- [DATA SUPPLIED]
⁂

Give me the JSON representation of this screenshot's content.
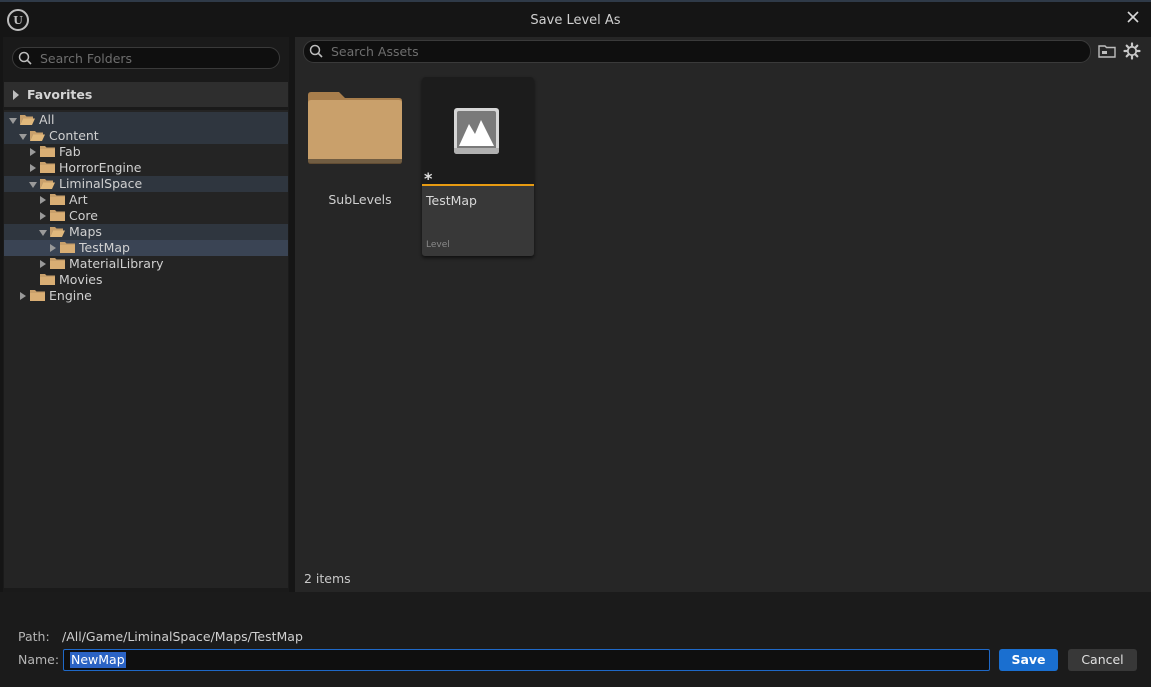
{
  "window": {
    "title": "Save Level As",
    "logo_icon": "unreal-logo-icon",
    "close_icon": "close-icon"
  },
  "left_panel": {
    "search_placeholder": "Search Folders",
    "favorites_label": "Favorites",
    "tree": [
      {
        "label": "All",
        "depth": 0,
        "expanded": true
      },
      {
        "label": "Content",
        "depth": 1,
        "expanded": true
      },
      {
        "label": "Fab",
        "depth": 2,
        "expanded": false
      },
      {
        "label": "HorrorEngine",
        "depth": 2,
        "expanded": false
      },
      {
        "label": "LiminalSpace",
        "depth": 2,
        "expanded": true
      },
      {
        "label": "Art",
        "depth": 3,
        "expanded": false
      },
      {
        "label": "Core",
        "depth": 3,
        "expanded": false
      },
      {
        "label": "Maps",
        "depth": 3,
        "expanded": true
      },
      {
        "label": "TestMap",
        "depth": 4,
        "expanded": false,
        "selected": true
      },
      {
        "label": "MaterialLibrary",
        "depth": 3,
        "expanded": false
      },
      {
        "label": "Movies",
        "depth": 3,
        "expanded": null
      },
      {
        "label": "Engine",
        "depth": 1,
        "expanded": false
      }
    ]
  },
  "right_panel": {
    "search_placeholder": "Search Assets",
    "items": [
      {
        "name": "SubLevels",
        "kind": "folder"
      },
      {
        "name": "TestMap",
        "kind": "level",
        "type_label": "Level",
        "modified_marker": "*"
      }
    ],
    "item_count": "2 items"
  },
  "footer": {
    "path_label": "Path:",
    "path_value": "/All/Game/LiminalSpace/Maps/TestMap",
    "name_label": "Name:",
    "name_value": "NewMap",
    "save_label": "Save",
    "cancel_label": "Cancel"
  },
  "colors": {
    "accent_blue": "#1a6fd0",
    "modified_orange": "#e79b12",
    "folder_tan": "#c9a06b"
  }
}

⁂

- [TASK DETAILS]
Every line of the material is to be quoted exactly, with no pictures carried over.

- [OUTPUT FOR THIS EXERCISE]
Give me the JSON representation of this screenshot's content.
{
  "window": {
    "title": "Save Level As",
    "logo_icon": "unreal-logo-icon",
    "close_icon": "close-icon"
  },
  "left_panel": {
    "search_placeholder": "Search Folders",
    "favorites_label": "Favorites",
    "tree": [
      {
        "label": "All",
        "depth": 0,
        "expanded": true
      },
      {
        "label": "Content",
        "depth": 1,
        "expanded": true
      },
      {
        "label": "Fab",
        "depth": 2,
        "expanded": false
      },
      {
        "label": "HorrorEngine",
        "depth": 2,
        "expanded": false
      },
      {
        "label": "LiminalSpace",
        "depth": 2,
        "expanded": true
      },
      {
        "label": "Art",
        "depth": 3,
        "expanded": false
      },
      {
        "label": "Core",
        "depth": 3,
        "expanded": false
      },
      {
        "label": "Maps",
        "depth": 3,
        "expanded": true
      },
      {
        "label": "TestMap",
        "depth": 4,
        "expanded": false,
        "selected": true
      },
      {
        "label": "MaterialLibrary",
        "depth": 3,
        "expanded": false
      },
      {
        "label": "Movies",
        "depth": 3,
        "expanded": null
      },
      {
        "label": "Engine",
        "depth": 1,
        "expanded": false
      }
    ]
  },
  "right_panel": {
    "search_placeholder": "Search Assets",
    "items": [
      {
        "name": "SubLevels",
        "kind": "folder"
      },
      {
        "name": "TestMap",
        "kind": "level",
        "type_label": "Level",
        "modified_marker": "*"
      }
    ],
    "item_count": "2 items"
  },
  "footer": {
    "path_label": "Path:",
    "path_value": "/All/Game/LiminalSpace/Maps/TestMap",
    "name_label": "Name:",
    "name_value": "NewMap",
    "save_label": "Save",
    "cancel_label": "Cancel"
  },
  "colors": {
    "accent_blue": "#1a6fd0",
    "modified_orange": "#e79b12",
    "folder_tan": "#c9a06b"
  }
}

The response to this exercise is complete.